[Part of a data file]:
****

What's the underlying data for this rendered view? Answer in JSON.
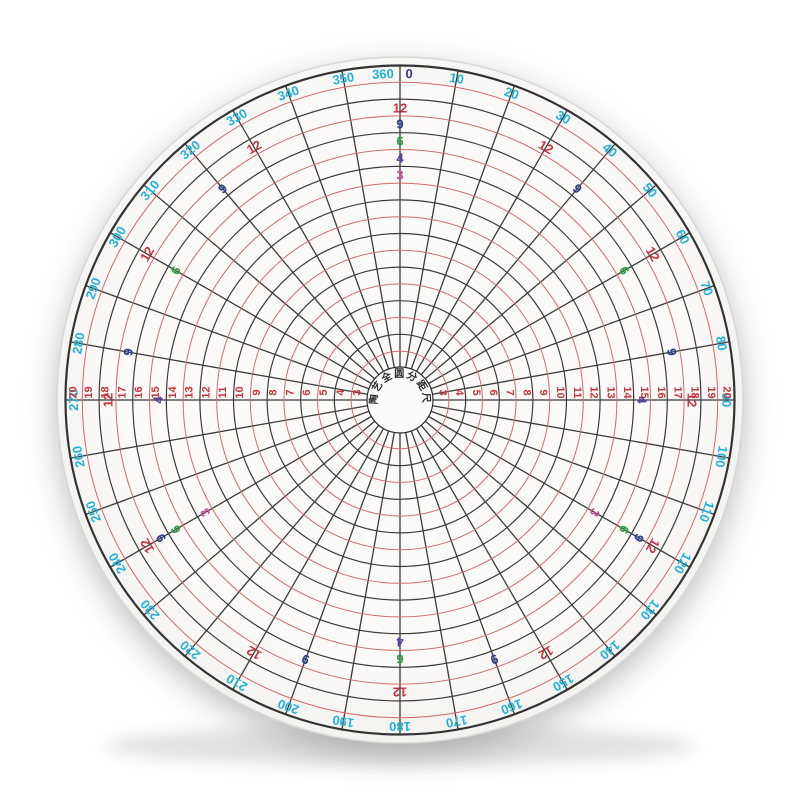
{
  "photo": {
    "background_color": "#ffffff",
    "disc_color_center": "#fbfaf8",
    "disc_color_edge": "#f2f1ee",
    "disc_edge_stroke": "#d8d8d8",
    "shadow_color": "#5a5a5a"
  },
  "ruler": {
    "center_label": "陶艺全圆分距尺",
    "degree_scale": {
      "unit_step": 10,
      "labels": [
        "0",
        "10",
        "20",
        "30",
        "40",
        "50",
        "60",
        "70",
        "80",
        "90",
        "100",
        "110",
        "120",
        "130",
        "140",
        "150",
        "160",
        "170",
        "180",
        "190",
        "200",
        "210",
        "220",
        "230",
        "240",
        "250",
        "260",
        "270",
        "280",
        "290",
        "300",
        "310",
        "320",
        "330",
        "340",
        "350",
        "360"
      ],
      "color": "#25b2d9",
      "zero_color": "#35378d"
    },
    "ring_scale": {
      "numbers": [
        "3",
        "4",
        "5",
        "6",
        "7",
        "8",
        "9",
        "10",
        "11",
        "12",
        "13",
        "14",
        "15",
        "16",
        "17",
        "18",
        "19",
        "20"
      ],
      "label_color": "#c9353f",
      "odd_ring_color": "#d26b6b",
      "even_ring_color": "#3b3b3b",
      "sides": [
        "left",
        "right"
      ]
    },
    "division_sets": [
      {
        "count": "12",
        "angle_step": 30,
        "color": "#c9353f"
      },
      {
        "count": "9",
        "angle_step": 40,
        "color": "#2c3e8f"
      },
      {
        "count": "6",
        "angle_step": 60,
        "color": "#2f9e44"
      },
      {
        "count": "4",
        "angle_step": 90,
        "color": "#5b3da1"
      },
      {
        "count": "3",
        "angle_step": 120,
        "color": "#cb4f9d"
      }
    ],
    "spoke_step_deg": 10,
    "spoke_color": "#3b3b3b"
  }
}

****

[Exercise requirements]:
Go through the listing above and write it all out exactly, leaving out any picture.

[Result below]:
What's the underlying data for this rendered view? Answer in JSON.
{
  "photo": {
    "background_color": "#ffffff",
    "disc_color_center": "#fbfaf8",
    "disc_color_edge": "#f2f1ee",
    "disc_edge_stroke": "#d8d8d8",
    "shadow_color": "#5a5a5a"
  },
  "ruler": {
    "center_label": "陶艺全圆分距尺",
    "degree_scale": {
      "unit_step": 10,
      "labels": [
        "0",
        "10",
        "20",
        "30",
        "40",
        "50",
        "60",
        "70",
        "80",
        "90",
        "100",
        "110",
        "120",
        "130",
        "140",
        "150",
        "160",
        "170",
        "180",
        "190",
        "200",
        "210",
        "220",
        "230",
        "240",
        "250",
        "260",
        "270",
        "280",
        "290",
        "300",
        "310",
        "320",
        "330",
        "340",
        "350",
        "360"
      ],
      "color": "#25b2d9",
      "zero_color": "#35378d"
    },
    "ring_scale": {
      "numbers": [
        "3",
        "4",
        "5",
        "6",
        "7",
        "8",
        "9",
        "10",
        "11",
        "12",
        "13",
        "14",
        "15",
        "16",
        "17",
        "18",
        "19",
        "20"
      ],
      "label_color": "#c9353f",
      "odd_ring_color": "#d26b6b",
      "even_ring_color": "#3b3b3b",
      "sides": [
        "left",
        "right"
      ]
    },
    "division_sets": [
      {
        "count": "12",
        "angle_step": 30,
        "color": "#c9353f"
      },
      {
        "count": "9",
        "angle_step": 40,
        "color": "#2c3e8f"
      },
      {
        "count": "6",
        "angle_step": 60,
        "color": "#2f9e44"
      },
      {
        "count": "4",
        "angle_step": 90,
        "color": "#5b3da1"
      },
      {
        "count": "3",
        "angle_step": 120,
        "color": "#cb4f9d"
      }
    ],
    "spoke_step_deg": 10,
    "spoke_color": "#3b3b3b"
  }
}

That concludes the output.